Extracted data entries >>
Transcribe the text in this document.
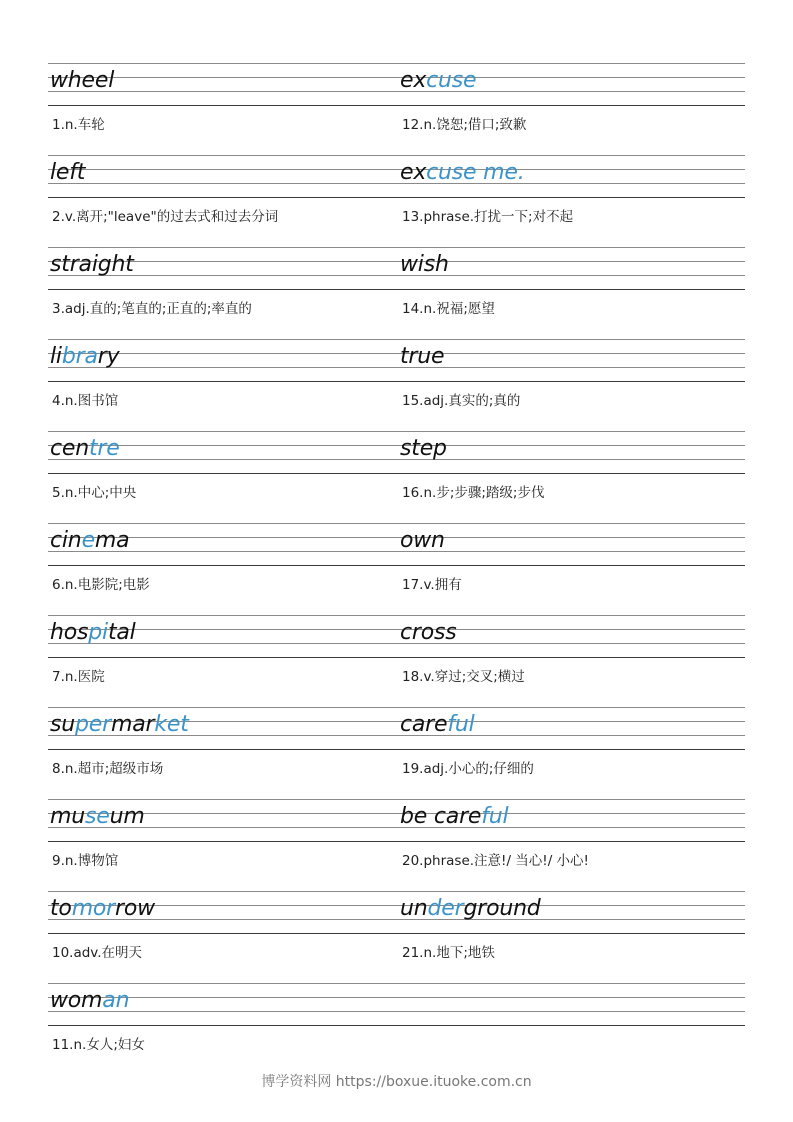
wheel
1.n.车轮
excuse
12.n.饶恕;借口;致歉
left
2.v.离开;"leave"的过去式和过去分词
excuse me.
13.phrase.打扰一下;对不起
straight
3.adj.直的;笔直的;正直的;率直的
wish
14.n.祝福;愿望
library
4.n.图书馆
true
15.adj.真实的;真的
centre
5.n.中心;中央
step
16.n.步;步骤;踏级;步伐
cinema
6.n.电影院;电影
own
17.v.拥有
hospital
7.n.医院
cross
18.v.穿过;交叉;横过
supermarket
8.n.超市;超级市场
careful
19.adj.小心的;仔细的
museum
9.n.博物馆
be careful
20.phrase.注意!/ 当心!/ 小心!
tomorrow
10.adv.在明天
underground
21.n.地下;地铁
woman
11.n.女人;妇女
博学资料网 https://boxue.ituoke.com.cn
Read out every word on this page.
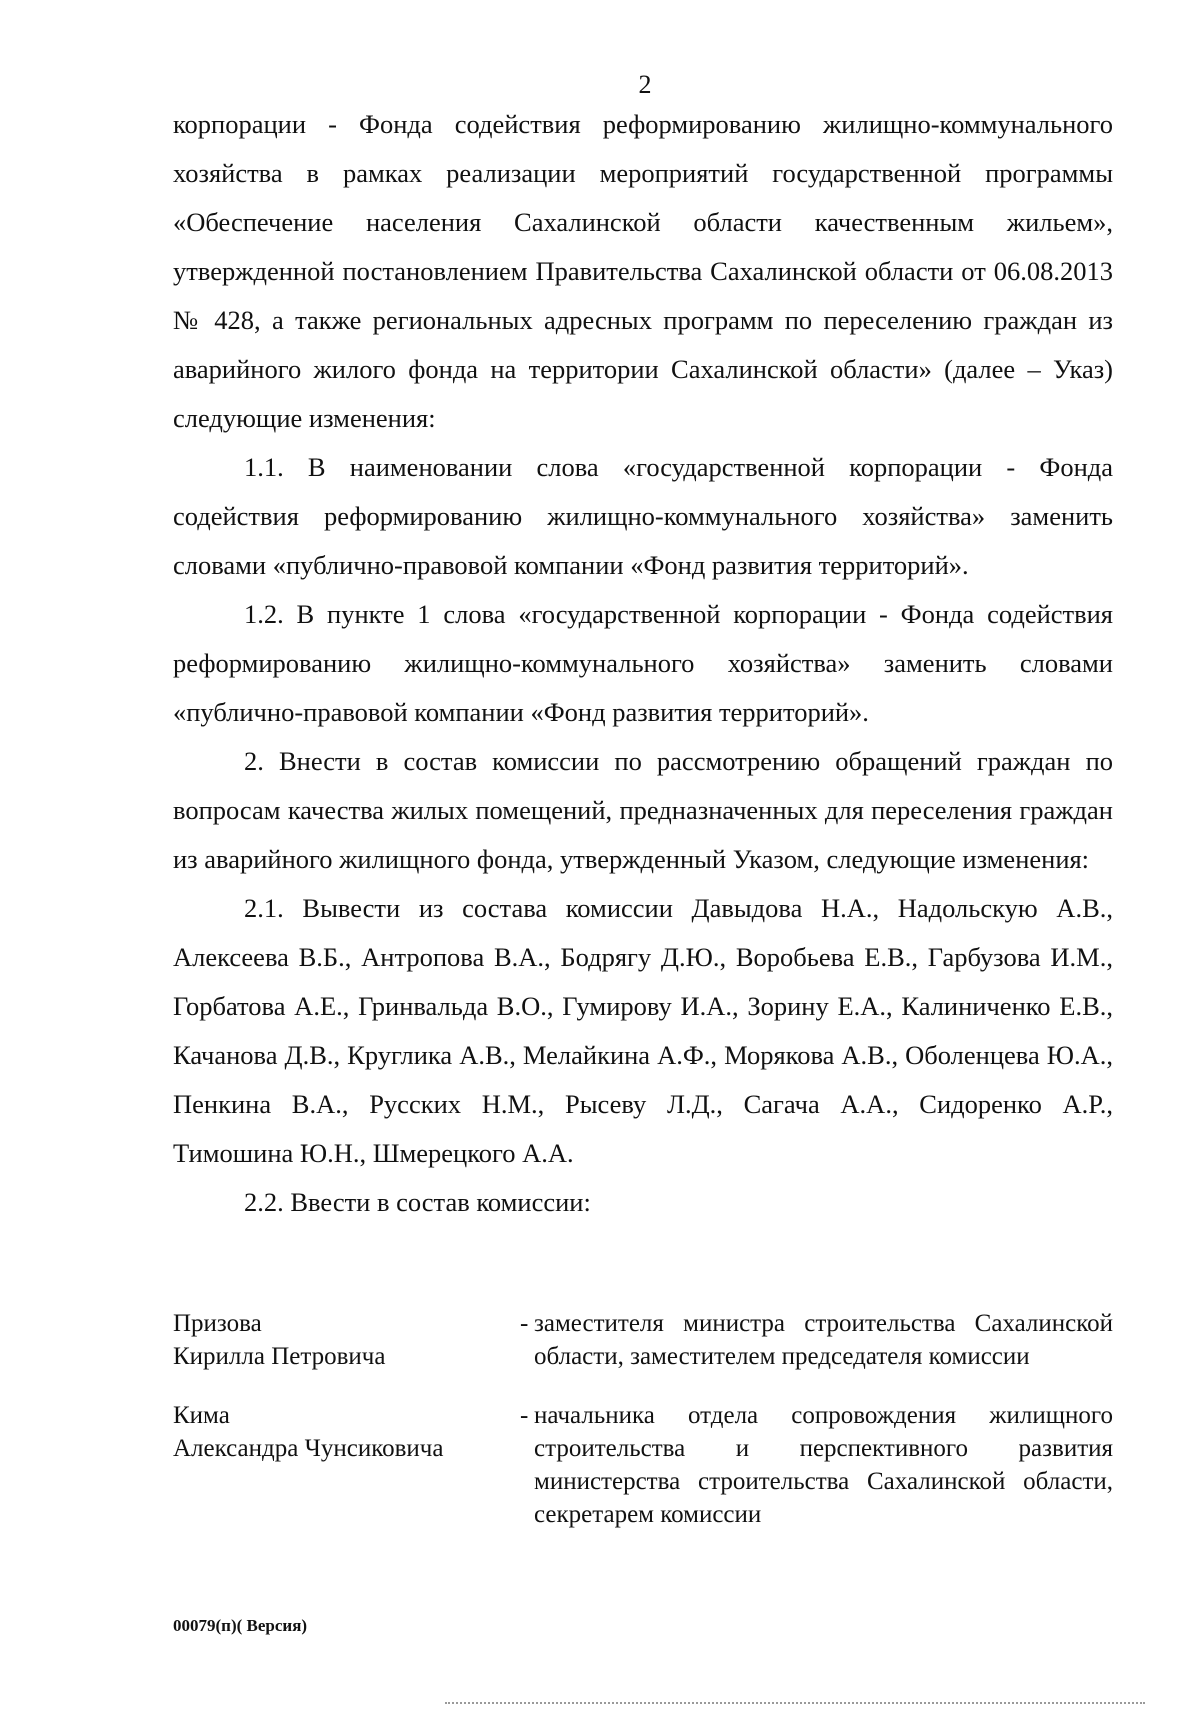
2

корпорации - Фонда содействия реформированию жилищно-коммунального хозяйства в рамках реализации мероприятий государственной программы «Обеспечение населения Сахалинской области качественным жильем», утвержденной постановлением Правительства Сахалинской области от 06.08.2013 № 428, а также региональных адресных программ по переселению граждан из аварийного жилого фонда на территории Сахалинской области» (далее – Указ) следующие изменения:

1.1. В наименовании слова «государственной корпорации - Фонда содействия реформированию жилищно-коммунального хозяйства» заменить словами «публично-правовой компании «Фонд развития территорий».

1.2. В пункте 1 слова «государственной корпорации - Фонда содействия реформированию жилищно-коммунального хозяйства» заменить словами «публично-правовой компании «Фонд развития территорий».

2. Внести в состав комиссии по рассмотрению обращений граждан по вопросам качества жилых помещений, предназначенных для переселения граждан из аварийного жилищного фонда, утвержденный Указом, следующие изменения:

2.1. Вывести из состава комиссии Давыдова Н.А., Надольскую А.В., Алексеева В.Б., Антропова В.А., Бодрягу Д.Ю., Воробьева Е.В., Гарбузова И.М., Горбатова А.Е., Гринвальда В.О., Гумирову И.А., Зорину Е.А., Калиниченко Е.В., Качанова Д.В., Круглика А.В., Мелайкина А.Ф., Морякова А.В., Оболенцева Ю.А., Пенкина В.А., Русских Н.М., Рысеву Л.Д., Сагача А.А., Сидоренко А.Р., Тимошина Ю.Н., Шмерецкого А.А.

2.2. Ввести в состав комиссии:

Призова
Кирилла Петровича
- заместителя министра строительства Сахалинской области, заместителем председателя комиссии
Кима
Александра Чунсиковича
- начальника отдела сопровождения жилищного строительства и перспективного развития министерства строительства Сахалинской области, секретарем комиссии
00079(п)( Версия)
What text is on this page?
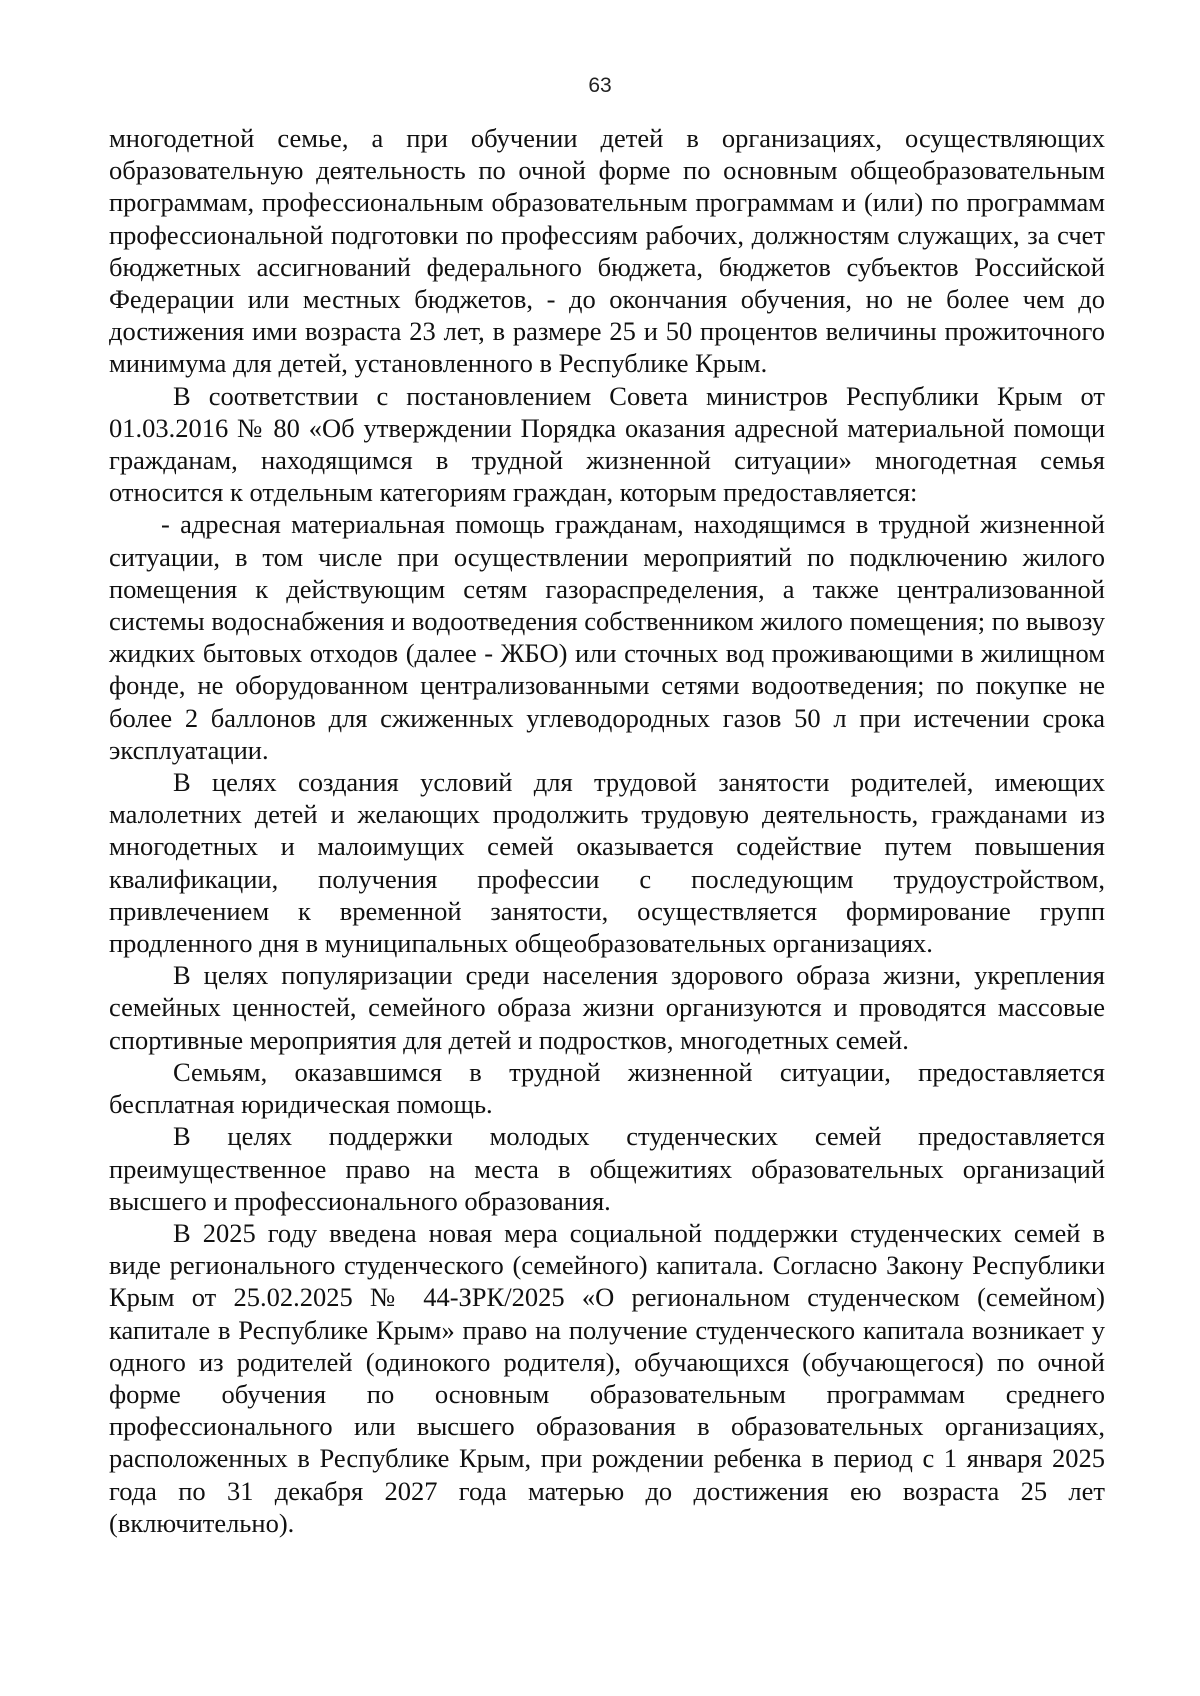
63

многодетной семье, а при обучении детей в организациях, осуществляющих образовательную деятельность по очной форме по основным общеобразовательным программам, профессиональным образовательным программам и (или) по программам профессиональной подготовки по профессиям рабочих, должностям служащих, за счет бюджетных ассигнований федерального бюджета, бюджетов субъектов Российской Федерации или местных бюджетов, - до окончания обучения, но не более чем до достижения ими возраста 23 лет, в размере 25 и 50 процентов величины прожиточного минимума для детей, установленного в Республике Крым.

В соответствии с постановлением Совета министров Республики Крым от 01.03.2016 № 80 «Об утверждении Порядка оказания адресной материальной помощи гражданам, находящимся в трудной жизненной ситуации» многодетная семья относится к отдельным категориям граждан, которым предоставляется:

- адресная материальная помощь гражданам, находящимся в трудной жизненной ситуации, в том числе при осуществлении мероприятий по подключению жилого помещения к действующим сетям газораспределения, а также централизованной системы водоснабжения и водоотведения собственником жилого помещения; по вывозу жидких бытовых отходов (далее - ЖБО) или сточных вод проживающими в жилищном фонде, не оборудованном централизованными сетями водоотведения; по покупке не более 2 баллонов для сжиженных углеводородных газов 50 л при истечении срока эксплуатации.

В целях создания условий для трудовой занятости родителей, имеющих малолетних детей и желающих продолжить трудовую деятельность, гражданами из многодетных и малоимущих семей оказывается содействие путем повышения квалификации, получения профессии с последующим трудоустройством, привлечением к временной занятости, осуществляется формирование групп продленного дня в муниципальных общеобразовательных организациях.

В целях популяризации среди населения здорового образа жизни, укрепления семейных ценностей, семейного образа жизни организуются и проводятся массовые спортивные мероприятия для детей и подростков, многодетных семей.

Семьям, оказавшимся в трудной жизненной ситуации, предоставляется бесплатная юридическая помощь.

В целях поддержки молодых студенческих семей предоставляется преимущественное право на места в общежитиях образовательных организаций высшего и профессионального образования.

В 2025 году введена новая мера социальной поддержки студенческих семей в виде регионального студенческого (семейного) капитала. Согласно Закону Республики Крым от 25.02.2025 № 44-ЗРК/2025 «О региональном студенческом (семейном) капитале в Республике Крым» право на получение студенческого капитала возникает у одного из родителей (одинокого родителя), обучающихся (обучающегося) по очной форме обучения по основным образовательным программам среднего профессионального или высшего образования в образовательных организациях, расположенных в Республике Крым, при рождении ребенка в период с 1 января 2025 года по 31 декабря 2027 года матерью до достижения ею возраста 25 лет (включительно).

EXERCISE AIM >> Report only the number of lines in the listing that contain the word "строительства".

RIGHT ANSWER >> 2